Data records
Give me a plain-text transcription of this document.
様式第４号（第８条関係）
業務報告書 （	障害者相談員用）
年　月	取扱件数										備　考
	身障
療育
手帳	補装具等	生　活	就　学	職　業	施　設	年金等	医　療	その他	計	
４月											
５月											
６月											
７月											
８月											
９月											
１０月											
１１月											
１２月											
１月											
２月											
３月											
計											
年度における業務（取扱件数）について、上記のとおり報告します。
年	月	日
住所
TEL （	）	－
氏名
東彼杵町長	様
---
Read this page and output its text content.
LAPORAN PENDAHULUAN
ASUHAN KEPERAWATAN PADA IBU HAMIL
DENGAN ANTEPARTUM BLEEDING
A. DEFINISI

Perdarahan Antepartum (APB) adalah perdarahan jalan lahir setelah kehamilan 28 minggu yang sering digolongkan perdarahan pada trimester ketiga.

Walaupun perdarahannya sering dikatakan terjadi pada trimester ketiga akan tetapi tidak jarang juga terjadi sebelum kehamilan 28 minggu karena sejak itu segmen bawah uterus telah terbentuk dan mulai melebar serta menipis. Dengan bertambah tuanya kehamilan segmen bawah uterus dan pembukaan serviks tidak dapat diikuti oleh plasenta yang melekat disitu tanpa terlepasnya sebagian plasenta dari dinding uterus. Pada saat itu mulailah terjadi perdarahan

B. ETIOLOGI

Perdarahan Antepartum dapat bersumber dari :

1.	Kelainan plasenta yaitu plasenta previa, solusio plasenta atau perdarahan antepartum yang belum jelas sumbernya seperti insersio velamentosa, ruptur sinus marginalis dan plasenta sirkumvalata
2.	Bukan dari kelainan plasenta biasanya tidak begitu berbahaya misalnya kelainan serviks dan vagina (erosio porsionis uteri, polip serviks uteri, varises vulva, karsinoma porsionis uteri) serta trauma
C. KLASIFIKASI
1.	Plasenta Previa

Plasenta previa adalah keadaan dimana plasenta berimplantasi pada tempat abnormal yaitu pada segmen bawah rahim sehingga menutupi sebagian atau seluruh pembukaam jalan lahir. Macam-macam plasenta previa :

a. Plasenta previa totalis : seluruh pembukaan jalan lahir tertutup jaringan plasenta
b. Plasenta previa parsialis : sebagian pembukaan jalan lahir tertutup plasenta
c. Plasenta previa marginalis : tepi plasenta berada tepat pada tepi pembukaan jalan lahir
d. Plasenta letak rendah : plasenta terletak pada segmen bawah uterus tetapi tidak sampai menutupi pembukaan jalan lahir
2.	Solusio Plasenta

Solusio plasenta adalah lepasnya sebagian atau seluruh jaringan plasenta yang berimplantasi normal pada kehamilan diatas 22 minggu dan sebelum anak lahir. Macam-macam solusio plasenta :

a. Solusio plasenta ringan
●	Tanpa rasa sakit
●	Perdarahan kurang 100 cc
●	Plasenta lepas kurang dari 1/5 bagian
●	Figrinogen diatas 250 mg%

> [Problem to work on]:
Each line of the material that holds the string "text" counts once; give the total alone.

> [Full solution]:
2